### [Set problem]
Collect all lines from the records below that include the word "label".

══ Material provided

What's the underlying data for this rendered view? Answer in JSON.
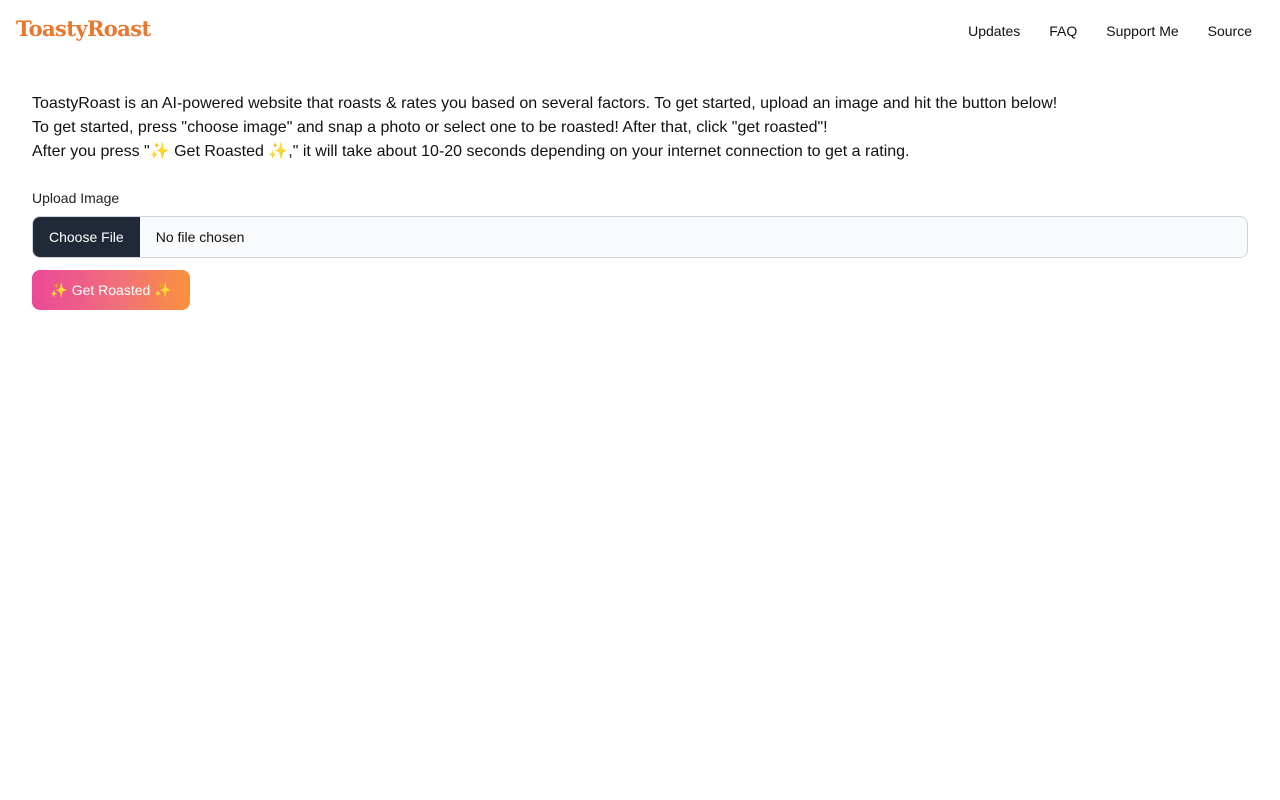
{
  "header": {
    "logo": "ToastyRoast",
    "nav": [
      {
        "label": "Updates"
      },
      {
        "label": "FAQ"
      },
      {
        "label": "Support Me"
      },
      {
        "label": "Source"
      }
    ]
  },
  "intro": {
    "lines": [
      "ToastyRoast is an AI-powered website that roasts & rates you based on several factors. To get started, upload an image and hit the button below!",
      "To get started, press \"choose image\" and snap a photo or select one to be roasted! After that, click \"get roasted\"!",
      "After you press \"✨ Get Roasted ✨,\" it will take about 10-20 seconds depending on your internet connection to get a rating."
    ]
  },
  "upload": {
    "label": "Upload Image",
    "choose_button": "Choose File",
    "status": "No file chosen"
  },
  "submit": {
    "label": "✨ Get Roasted ✨"
  },
  "colors": {
    "logo": "#e8772f",
    "file_button_bg": "#1f2937",
    "gradient_start": "#ec4899",
    "gradient_end": "#fb923c"
  }
}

════

### [Task result]
        "label": "Updates"
        "label": "FAQ"
        "label": "Support Me"
        "label": "Source"
    "label": "Upload Image",
    "label": "✨ Get Roasted ✨"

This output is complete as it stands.